(Figure content listings)
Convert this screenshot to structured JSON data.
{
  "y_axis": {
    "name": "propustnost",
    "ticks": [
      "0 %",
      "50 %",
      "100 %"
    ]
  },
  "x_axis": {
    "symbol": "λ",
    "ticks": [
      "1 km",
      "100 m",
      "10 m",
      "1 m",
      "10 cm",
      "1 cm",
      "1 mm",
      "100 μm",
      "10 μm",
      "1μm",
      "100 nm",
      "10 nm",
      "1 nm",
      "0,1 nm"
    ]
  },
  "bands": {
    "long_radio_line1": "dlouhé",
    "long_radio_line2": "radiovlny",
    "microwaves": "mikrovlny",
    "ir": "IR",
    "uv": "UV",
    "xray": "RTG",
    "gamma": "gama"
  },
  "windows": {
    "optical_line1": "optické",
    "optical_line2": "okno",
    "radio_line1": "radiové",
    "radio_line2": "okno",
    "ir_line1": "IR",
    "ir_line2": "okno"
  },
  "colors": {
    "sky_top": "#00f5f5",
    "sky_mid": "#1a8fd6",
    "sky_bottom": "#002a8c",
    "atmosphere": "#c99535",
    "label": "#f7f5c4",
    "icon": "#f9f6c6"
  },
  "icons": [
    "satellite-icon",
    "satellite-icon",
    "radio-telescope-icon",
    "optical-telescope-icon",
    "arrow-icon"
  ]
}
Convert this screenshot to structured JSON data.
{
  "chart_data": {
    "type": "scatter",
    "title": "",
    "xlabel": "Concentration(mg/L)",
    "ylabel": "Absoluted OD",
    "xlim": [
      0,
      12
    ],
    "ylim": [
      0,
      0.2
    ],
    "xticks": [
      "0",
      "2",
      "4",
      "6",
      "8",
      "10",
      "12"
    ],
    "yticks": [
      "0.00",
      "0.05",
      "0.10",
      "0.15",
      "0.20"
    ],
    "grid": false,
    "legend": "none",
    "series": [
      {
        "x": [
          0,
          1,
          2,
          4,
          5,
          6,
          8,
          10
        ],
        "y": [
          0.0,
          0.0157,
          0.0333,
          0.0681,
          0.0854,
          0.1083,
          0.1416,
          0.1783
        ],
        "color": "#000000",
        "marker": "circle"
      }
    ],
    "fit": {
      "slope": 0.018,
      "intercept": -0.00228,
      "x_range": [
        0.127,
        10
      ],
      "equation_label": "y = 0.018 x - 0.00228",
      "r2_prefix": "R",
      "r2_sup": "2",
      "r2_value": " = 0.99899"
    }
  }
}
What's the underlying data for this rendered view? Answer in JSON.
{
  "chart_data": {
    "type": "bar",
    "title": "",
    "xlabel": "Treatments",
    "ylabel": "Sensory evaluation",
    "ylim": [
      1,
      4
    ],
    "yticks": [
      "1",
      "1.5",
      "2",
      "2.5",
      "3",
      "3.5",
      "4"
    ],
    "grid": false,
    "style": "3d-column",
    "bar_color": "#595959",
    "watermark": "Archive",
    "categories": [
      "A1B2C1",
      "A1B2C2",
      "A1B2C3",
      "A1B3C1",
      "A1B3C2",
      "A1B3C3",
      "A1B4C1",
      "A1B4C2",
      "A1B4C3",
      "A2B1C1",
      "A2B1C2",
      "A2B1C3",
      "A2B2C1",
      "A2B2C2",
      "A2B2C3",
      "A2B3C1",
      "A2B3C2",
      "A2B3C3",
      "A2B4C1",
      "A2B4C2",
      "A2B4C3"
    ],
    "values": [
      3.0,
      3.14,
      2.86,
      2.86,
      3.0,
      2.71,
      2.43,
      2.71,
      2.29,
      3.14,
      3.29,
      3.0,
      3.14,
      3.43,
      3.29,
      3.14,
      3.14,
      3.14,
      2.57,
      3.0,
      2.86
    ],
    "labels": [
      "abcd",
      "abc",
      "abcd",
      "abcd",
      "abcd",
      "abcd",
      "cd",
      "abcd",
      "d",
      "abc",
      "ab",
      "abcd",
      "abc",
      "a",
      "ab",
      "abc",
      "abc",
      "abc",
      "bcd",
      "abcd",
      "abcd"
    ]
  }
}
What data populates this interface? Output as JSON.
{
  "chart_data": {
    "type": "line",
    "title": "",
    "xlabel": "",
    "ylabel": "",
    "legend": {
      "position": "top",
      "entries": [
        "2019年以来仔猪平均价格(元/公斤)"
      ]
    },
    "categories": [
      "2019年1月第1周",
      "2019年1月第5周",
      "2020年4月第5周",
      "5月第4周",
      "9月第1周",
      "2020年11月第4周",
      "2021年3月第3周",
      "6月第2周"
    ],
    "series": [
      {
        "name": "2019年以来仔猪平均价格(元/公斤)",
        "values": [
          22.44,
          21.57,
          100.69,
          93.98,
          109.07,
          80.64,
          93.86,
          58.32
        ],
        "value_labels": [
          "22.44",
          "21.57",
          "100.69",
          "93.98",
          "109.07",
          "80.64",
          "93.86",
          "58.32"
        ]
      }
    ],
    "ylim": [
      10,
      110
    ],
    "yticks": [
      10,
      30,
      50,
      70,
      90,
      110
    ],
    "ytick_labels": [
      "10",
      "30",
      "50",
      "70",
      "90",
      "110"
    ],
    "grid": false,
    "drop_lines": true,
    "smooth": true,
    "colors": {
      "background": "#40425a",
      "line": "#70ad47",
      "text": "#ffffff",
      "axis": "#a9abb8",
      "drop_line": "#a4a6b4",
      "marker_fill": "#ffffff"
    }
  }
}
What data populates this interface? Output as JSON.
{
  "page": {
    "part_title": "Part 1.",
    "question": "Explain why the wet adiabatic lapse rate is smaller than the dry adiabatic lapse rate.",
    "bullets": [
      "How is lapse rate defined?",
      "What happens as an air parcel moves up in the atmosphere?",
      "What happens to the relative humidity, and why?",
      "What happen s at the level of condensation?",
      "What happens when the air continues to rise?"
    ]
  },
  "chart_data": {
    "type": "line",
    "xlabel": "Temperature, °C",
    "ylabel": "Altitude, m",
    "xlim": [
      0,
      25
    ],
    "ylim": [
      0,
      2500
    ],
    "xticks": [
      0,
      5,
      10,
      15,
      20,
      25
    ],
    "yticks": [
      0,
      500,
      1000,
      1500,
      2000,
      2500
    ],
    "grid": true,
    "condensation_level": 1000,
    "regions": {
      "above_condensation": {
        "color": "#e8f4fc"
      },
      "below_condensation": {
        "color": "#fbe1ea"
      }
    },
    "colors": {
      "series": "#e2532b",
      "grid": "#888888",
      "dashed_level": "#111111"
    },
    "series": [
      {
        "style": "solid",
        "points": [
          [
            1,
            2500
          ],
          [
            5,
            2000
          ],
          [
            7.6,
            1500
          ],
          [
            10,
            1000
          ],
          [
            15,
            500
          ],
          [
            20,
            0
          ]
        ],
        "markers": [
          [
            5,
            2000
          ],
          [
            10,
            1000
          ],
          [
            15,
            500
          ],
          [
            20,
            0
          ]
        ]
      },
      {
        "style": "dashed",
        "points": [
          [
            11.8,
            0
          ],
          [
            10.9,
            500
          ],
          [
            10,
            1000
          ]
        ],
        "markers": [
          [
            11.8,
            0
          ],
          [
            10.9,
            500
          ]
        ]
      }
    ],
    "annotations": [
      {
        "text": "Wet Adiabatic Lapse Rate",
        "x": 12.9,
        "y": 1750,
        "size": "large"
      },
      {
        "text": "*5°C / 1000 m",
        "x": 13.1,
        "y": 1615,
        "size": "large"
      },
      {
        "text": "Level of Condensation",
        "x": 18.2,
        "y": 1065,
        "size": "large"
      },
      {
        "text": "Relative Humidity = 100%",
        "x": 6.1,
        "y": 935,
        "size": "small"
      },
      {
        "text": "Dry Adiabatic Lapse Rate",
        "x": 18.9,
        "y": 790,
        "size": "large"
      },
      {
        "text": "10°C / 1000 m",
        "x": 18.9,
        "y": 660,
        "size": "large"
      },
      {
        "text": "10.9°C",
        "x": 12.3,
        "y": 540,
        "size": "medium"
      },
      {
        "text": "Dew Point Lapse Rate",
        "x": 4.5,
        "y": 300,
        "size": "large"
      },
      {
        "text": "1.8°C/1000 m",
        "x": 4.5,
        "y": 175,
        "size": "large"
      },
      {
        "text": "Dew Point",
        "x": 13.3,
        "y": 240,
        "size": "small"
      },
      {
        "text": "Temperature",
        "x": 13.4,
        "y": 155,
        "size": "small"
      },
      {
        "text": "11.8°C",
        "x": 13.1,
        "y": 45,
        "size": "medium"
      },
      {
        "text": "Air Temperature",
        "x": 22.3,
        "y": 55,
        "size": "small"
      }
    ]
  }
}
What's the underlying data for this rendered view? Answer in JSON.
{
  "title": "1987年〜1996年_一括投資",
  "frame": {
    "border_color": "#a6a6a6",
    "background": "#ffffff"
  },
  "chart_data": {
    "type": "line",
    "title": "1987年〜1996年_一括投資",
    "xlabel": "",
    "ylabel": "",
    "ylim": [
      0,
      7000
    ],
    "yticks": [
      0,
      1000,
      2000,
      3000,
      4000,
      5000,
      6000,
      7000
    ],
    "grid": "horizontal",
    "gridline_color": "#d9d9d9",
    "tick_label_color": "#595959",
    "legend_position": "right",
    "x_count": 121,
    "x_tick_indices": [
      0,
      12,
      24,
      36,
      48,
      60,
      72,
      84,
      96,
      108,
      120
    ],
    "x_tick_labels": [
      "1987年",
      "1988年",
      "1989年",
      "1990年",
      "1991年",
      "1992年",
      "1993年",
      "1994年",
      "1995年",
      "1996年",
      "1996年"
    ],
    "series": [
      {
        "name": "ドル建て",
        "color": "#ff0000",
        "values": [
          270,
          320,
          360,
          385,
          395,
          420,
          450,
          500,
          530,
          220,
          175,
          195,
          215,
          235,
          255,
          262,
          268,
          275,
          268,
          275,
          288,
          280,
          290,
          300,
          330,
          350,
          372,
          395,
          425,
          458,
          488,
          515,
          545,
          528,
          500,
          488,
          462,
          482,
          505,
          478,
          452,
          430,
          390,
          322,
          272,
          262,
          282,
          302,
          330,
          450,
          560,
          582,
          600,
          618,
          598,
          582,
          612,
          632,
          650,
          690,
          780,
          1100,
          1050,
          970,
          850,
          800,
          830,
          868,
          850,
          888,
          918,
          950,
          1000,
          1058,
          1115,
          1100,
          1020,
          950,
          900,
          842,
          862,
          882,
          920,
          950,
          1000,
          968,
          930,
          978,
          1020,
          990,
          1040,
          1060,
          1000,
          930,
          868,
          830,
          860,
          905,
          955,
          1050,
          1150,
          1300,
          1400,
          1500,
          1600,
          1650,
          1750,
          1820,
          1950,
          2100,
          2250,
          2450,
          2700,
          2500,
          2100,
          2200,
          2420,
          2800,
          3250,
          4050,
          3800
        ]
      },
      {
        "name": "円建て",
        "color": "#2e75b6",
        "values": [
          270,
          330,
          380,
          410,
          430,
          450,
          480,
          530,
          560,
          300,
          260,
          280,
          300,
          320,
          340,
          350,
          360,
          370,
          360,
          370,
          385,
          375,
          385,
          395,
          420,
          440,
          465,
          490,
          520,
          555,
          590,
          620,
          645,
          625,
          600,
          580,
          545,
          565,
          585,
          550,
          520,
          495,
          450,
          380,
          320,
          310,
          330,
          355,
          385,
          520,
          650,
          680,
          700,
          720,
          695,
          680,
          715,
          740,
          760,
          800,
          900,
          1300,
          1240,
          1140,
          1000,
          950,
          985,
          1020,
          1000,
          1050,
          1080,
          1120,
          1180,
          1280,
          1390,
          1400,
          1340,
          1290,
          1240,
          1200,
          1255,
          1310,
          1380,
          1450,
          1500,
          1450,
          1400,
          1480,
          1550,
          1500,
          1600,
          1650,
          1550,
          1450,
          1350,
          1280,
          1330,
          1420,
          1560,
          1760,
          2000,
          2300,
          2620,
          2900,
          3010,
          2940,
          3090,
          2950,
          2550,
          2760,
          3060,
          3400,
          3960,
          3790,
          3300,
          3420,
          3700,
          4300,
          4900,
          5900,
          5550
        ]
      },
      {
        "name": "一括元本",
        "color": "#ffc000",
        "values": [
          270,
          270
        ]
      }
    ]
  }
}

PROBLEM TO SOLVE »
Every line that holds the word "happens" counts once; state the total number of such lines and nothing else.

ANSWER TO THIS EXERCISE »
3